(Collected data entries):
'''
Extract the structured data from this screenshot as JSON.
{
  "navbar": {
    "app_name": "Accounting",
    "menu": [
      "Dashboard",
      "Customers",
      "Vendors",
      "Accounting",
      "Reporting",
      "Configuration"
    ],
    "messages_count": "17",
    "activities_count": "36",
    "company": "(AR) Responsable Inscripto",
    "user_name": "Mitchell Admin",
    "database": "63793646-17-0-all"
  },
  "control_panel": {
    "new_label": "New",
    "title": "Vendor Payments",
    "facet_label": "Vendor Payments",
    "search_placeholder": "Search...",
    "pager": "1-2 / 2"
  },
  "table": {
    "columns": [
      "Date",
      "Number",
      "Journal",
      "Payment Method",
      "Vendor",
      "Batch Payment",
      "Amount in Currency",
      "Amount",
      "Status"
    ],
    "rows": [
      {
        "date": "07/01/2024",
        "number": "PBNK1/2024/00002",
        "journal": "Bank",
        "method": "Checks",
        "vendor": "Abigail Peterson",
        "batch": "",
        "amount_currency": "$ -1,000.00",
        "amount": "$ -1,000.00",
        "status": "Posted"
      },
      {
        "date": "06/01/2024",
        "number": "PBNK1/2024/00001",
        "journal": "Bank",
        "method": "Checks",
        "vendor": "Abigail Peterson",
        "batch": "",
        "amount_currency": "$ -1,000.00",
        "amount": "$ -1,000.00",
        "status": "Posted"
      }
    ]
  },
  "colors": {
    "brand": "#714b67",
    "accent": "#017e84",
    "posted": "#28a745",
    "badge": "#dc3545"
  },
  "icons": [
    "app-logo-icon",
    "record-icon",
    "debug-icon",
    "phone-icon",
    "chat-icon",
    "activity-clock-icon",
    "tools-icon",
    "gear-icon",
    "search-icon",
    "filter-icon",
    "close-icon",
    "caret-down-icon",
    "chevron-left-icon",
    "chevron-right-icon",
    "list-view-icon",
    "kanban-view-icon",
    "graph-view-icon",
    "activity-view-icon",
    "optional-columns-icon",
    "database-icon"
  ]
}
'''
(PROBLEM):
Copy out every line holding the string "database".

(COMPLETE OUTPUT):
    "database": "63793646-17-0-all"
    "database-icon"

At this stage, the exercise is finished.